┌────────
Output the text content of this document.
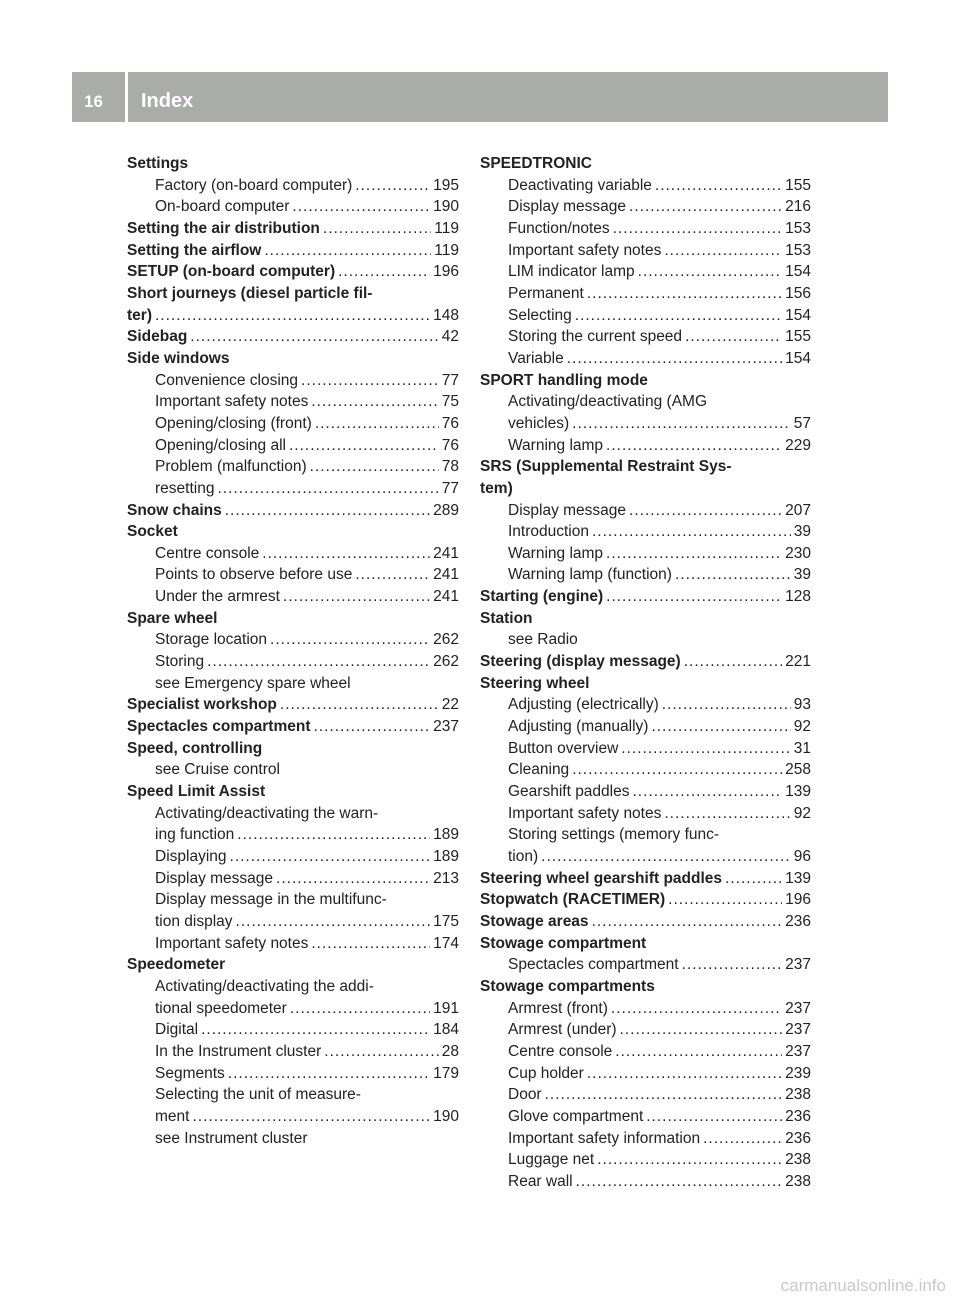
16 Index
Settings
Factory (on-board computer) .....	195
On-board computer .....	190
Setting the air distribution .....	119
Setting the airflow .....	119
SETUP (on-board computer) .....	196
Short journeys (diesel particle fil-
ter) .....	148
Sidebag .....	42
Side windows
Convenience closing .....	77
Important safety notes .....	75
Opening/closing (front) .....	76
Opening/closing all .....	76
Problem (malfunction) .....	78
resetting .....	77
Snow chains .....	289
Socket
Centre console .....	241
Points to observe before use .....	241
Under the armrest .....	241
Spare wheel
Storage location .....	262
Storing .....	262
see Emergency spare wheel
Specialist workshop .....	22
Spectacles compartment .....	237
Speed, controlling
see Cruise control
Speed Limit Assist
Activating/deactivating the warn-
ing function .....	189
Displaying .....	189
Display message .....	213
Display message in the multifunc-
tion display .....	175
Important safety notes .....	174
Speedometer
Activating/deactivating the addi-
tional speedometer .....	191
Digital .....	184
In the Instrument cluster .....	28
Segments .....	179
Selecting the unit of measure-
ment .....	190
see Instrument cluster
SPEEDTRONIC
Deactivating variable .....	155
Display message .....	216
Function/notes .....	153
Important safety notes .....	153
LIM indicator lamp .....	154
Permanent .....	156
Selecting .....	154
Storing the current speed .....	155
Variable .....	154
SPORT handling mode
Activating/deactivating (AMG
vehicles) .....	57
Warning lamp .....	229
SRS (Supplemental Restraint Sys-
tem)
Display message .....	207
Introduction .....	39
Warning lamp .....	230
Warning lamp (function) .....	39
Starting (engine) .....	128
Station
see Radio
Steering (display message) .....	221
Steering wheel
Adjusting (electrically) .....	93
Adjusting (manually) .....	92
Button overview .....	31
Cleaning .....	258
Gearshift paddles .....	139
Important safety notes .....	92
Storing settings (memory func-
tion) .....	96
Steering wheel gearshift paddles .....	139
Stopwatch (RACETIMER) .....	196
Stowage areas .....	236
Stowage compartment
Spectacles compartment .....	237
Stowage compartments
Armrest (front) .....	237
Armrest (under) .....	237
Centre console .....	237
Cup holder .....	239
Door .....	238
Glove compartment .....	236
Important safety information .....	236
Luggage net .....	238
Rear wall .....	238
carmanualsonline.info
└────────
Read the lines above. Gather those in which the string "Selecting" is found.

Selecting the unit of measure-
Selecting .....	154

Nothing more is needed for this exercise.